- Raw data:
######
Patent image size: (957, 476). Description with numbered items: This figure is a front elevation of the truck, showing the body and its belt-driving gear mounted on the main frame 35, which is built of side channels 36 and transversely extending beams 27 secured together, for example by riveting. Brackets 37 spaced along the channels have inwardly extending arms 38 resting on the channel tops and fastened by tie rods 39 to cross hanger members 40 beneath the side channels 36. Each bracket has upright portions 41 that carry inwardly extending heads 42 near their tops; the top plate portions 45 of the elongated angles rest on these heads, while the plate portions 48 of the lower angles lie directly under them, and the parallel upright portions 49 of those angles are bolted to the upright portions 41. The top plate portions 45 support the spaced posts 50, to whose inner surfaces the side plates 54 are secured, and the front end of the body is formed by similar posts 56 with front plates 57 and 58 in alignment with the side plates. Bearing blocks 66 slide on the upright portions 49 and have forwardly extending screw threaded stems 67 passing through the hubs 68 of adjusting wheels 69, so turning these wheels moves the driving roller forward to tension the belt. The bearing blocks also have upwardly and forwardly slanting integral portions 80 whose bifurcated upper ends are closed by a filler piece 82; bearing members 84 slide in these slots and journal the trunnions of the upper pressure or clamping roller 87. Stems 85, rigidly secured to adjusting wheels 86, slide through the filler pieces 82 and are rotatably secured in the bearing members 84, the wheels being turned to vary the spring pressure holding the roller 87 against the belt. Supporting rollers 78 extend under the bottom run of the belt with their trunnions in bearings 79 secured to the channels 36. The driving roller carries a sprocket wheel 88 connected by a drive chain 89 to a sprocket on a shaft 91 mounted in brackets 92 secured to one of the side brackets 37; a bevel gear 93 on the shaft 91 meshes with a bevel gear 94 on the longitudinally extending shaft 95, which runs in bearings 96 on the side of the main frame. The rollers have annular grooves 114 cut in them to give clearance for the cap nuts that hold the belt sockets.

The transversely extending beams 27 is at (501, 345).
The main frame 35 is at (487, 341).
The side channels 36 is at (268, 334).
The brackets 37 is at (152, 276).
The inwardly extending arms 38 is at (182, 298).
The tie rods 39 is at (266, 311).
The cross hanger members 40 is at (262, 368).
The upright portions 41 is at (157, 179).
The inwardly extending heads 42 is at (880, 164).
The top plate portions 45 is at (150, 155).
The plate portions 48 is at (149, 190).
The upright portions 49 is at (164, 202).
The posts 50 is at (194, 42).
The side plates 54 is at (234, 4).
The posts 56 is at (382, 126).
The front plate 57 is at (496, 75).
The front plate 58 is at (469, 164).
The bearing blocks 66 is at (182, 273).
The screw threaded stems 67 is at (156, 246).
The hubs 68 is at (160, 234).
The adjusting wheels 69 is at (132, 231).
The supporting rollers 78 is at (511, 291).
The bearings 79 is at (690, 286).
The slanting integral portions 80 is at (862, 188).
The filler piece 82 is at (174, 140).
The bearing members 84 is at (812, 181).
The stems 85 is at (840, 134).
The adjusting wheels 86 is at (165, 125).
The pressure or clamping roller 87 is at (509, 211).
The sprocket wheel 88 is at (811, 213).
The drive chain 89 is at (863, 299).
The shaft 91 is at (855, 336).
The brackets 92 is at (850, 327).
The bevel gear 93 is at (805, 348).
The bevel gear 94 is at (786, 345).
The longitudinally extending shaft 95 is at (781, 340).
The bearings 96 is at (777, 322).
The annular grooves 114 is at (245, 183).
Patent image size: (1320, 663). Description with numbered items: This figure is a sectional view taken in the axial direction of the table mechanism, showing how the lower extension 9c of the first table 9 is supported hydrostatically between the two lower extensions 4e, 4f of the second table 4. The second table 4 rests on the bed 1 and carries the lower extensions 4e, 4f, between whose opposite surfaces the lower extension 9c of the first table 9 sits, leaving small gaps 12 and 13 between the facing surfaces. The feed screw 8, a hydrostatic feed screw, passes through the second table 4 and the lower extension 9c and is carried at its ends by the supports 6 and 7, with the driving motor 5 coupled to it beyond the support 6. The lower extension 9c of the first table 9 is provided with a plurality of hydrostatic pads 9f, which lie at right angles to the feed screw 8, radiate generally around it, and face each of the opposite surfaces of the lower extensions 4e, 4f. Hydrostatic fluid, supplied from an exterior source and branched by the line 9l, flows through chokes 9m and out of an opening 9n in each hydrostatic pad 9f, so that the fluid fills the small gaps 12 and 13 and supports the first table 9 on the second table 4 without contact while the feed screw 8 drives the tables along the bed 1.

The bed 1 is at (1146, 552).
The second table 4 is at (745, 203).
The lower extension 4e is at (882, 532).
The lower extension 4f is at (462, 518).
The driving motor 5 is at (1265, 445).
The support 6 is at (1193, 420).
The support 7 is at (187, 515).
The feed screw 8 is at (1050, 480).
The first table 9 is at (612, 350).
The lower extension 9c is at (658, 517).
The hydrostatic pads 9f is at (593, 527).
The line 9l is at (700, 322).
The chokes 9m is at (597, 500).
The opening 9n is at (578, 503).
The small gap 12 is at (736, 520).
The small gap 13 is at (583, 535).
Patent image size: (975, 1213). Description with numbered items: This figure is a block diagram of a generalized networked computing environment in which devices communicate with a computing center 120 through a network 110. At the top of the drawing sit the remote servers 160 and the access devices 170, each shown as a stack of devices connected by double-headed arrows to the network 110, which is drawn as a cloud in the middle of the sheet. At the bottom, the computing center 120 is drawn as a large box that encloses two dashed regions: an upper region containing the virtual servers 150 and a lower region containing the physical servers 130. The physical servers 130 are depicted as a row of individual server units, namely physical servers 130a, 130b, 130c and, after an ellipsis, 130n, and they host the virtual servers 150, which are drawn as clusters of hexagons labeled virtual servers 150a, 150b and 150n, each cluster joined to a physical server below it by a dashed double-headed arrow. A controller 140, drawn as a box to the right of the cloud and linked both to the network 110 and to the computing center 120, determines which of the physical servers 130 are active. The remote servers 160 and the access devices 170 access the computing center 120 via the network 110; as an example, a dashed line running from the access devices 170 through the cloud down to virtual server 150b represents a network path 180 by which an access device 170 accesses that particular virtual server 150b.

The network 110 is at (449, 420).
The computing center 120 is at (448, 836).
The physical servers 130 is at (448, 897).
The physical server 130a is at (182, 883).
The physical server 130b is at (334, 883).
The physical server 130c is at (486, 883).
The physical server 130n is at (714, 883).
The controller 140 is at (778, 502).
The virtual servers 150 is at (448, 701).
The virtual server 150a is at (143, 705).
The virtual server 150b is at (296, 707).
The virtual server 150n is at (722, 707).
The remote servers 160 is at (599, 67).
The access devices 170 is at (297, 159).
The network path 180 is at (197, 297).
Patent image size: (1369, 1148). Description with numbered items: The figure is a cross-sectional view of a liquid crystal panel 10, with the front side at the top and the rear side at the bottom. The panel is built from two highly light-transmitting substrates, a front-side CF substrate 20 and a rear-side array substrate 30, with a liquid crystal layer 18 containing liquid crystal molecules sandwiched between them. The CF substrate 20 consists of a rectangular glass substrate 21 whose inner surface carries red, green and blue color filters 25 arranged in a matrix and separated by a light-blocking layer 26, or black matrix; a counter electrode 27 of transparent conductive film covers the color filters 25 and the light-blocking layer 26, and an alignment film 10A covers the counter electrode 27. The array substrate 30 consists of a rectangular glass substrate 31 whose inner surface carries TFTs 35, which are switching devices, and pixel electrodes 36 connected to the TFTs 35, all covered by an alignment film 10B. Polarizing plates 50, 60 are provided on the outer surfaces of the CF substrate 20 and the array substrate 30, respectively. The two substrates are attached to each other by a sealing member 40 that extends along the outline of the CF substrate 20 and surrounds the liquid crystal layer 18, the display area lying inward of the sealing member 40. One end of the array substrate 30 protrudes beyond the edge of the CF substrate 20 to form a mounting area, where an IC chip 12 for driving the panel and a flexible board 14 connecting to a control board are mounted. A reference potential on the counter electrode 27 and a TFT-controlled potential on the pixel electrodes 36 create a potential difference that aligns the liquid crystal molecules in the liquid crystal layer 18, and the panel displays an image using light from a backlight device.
######
- What the task asks:
Output the stretch of records above, from the line containing "Patent image size: (1320, 663)." through the line containing "The bed 1 is at (1146, 552).", reproducing each line precisely.

- Expected answer:
Patent image size: (1320, 663). Description with numbered items: This figure is a sectional view taken in the axial direction of the table mechanism, showing how the lower extension 9c of the first table 9 is supported hydrostatically between the two lower extensions 4e, 4f of the second table 4. The second table 4 rests on the bed 1 and carries the lower extensions 4e, 4f, between whose opposite surfaces the lower extension 9c of the first table 9 sits, leaving small gaps 12 and 13 between the facing surfaces. The feed screw 8, a hydrostatic feed screw, passes through the second table 4 and the lower extension 9c and is carried at its ends by the supports 6 and 7, with the driving motor 5 coupled to it beyond the support 6. The lower extension 9c of the first table 9 is provided with a plurality of hydrostatic pads 9f, which lie at right angles to the feed screw 8, radiate generally around it, and face each of the opposite surfaces of the lower extensions 4e, 4f. Hydrostatic fluid, supplied from an exterior source and branched by the line 9l, flows through chokes 9m and out of an opening 9n in each hydrostatic pad 9f, so that the fluid fills the small gaps 12 and 13 and supports the first table 9 on the second table 4 without contact while the feed screw 8 drives the tables along the bed 1.

The bed 1 is at (1146, 552).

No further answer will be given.